Make an exact copy of all the records.

--- BEGIN STORED DATA ---

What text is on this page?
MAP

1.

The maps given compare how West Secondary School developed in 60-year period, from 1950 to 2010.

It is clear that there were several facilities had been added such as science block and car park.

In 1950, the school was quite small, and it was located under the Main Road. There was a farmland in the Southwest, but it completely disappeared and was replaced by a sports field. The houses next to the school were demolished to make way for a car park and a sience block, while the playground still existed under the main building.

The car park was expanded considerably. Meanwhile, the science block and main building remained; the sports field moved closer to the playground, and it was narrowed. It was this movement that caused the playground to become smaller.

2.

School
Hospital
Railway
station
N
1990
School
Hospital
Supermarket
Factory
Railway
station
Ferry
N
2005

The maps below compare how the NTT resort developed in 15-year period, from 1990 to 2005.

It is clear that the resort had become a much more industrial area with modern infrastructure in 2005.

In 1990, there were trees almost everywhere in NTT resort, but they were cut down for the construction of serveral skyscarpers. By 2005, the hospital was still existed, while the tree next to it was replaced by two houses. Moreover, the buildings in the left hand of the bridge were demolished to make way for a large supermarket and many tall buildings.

--- END STORED DATA ---

» **THE ANSWER**:
What text is on this page?
MAP

1.

The maps given compare how West Secondary School developed in 60-year period, from 1950 to 2010.

It is clear that there were several facilities had been added such as science block and car park.

In 1950, the school was quite small, and it was located under the Main Road. There was a farmland in the Southwest, but it completely disappeared and was replaced by a sports field. The houses next to the school were demolished to make way for a car park and a sience block, while the playground still existed under the main building.

The car park was expanded considerably. Meanwhile, the science block and main building remained; the sports field moved closer to the playground, and it was narrowed. It was this movement that caused the playground to become smaller.

2.

School
Hospital
Railway
station
N
1990
School
Hospital
Supermarket
Factory
Railway
station
Ferry
N
2005

The maps below compare how the NTT resort developed in 15-year period, from 1990 to 2005.

It is clear that the resort had become a much more industrial area with modern infrastructure in 2005.

In 1990, there were trees almost everywhere in NTT resort, but they were cut down for the construction of serveral skyscarpers. By 2005, the hospital was still existed, while the tree next to it was replaced by two houses. Moreover, the buildings in the left hand of the bridge were demolished to make way for a large supermarket and many tall buildings.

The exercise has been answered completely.